• **Goal of the exercise**:
Each record below must be returned exactly as shown.

Dataset items
——————————
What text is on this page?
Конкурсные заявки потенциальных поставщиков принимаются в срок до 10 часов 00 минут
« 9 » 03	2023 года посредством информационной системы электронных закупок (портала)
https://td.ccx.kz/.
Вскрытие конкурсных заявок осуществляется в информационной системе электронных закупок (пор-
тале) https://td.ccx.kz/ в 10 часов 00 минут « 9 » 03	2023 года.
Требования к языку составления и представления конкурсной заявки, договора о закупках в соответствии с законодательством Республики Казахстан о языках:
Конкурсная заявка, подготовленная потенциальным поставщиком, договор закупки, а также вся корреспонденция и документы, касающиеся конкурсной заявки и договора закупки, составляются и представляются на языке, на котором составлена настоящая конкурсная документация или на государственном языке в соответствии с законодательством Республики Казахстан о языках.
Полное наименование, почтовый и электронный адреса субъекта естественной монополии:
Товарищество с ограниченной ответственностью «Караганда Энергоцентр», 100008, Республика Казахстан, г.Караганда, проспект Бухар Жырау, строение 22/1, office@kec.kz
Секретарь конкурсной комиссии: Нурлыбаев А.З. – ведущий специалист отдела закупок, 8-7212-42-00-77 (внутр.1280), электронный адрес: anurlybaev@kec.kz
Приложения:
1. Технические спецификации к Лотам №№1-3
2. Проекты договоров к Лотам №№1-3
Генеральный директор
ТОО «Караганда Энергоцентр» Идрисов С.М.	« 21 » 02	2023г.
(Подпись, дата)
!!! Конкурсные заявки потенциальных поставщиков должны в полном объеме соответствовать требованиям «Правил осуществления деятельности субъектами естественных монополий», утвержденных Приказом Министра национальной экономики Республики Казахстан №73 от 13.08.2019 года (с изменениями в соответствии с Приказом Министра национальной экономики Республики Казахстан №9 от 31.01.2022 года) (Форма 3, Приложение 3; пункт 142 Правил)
——————————
• **Completed exercise**:
What text is on this page?
Конкурсные заявки потенциальных поставщиков принимаются в срок до 10 часов 00 минут
« 9 » 03	2023 года посредством информационной системы электронных закупок (портала)
https://td.ccx.kz/.
Вскрытие конкурсных заявок осуществляется в информационной системе электронных закупок (пор-
тале) https://td.ccx.kz/ в 10 часов 00 минут « 9 » 03	2023 года.
Требования к языку составления и представления конкурсной заявки, договора о закупках в соответствии с законодательством Республики Казахстан о языках:
Конкурсная заявка, подготовленная потенциальным поставщиком, договор закупки, а также вся корреспонденция и документы, касающиеся конкурсной заявки и договора закупки, составляются и представляются на языке, на котором составлена настоящая конкурсная документация или на государственном языке в соответствии с законодательством Республики Казахстан о языках.
Полное наименование, почтовый и электронный адреса субъекта естественной монополии:
Товарищество с ограниченной ответственностью «Караганда Энергоцентр», 100008, Республика Казахстан, г.Караганда, проспект Бухар Жырау, строение 22/1, office@kec.kz
Секретарь конкурсной комиссии: Нурлыбаев А.З. – ведущий специалист отдела закупок, 8-7212-42-00-77 (внутр.1280), электронный адрес: anurlybaev@kec.kz
Приложения:
1. Технические спецификации к Лотам №№1-3
2. Проекты договоров к Лотам №№1-3
Генеральный директор
ТОО «Караганда Энергоцентр» Идрисов С.М.	« 21 » 02	2023г.
(Подпись, дата)
!!! Конкурсные заявки потенциальных поставщиков должны в полном объеме соответствовать требованиям «Правил осуществления деятельности субъектами естественных монополий», утвержденных Приказом Министра национальной экономики Республики Казахстан №73 от 13.08.2019 года (с изменениями в соответствии с Приказом Министра национальной экономики Республики Казахстан №9 от 31.01.2022 года) (Форма 3, Приложение 3; пункт 142 Правил)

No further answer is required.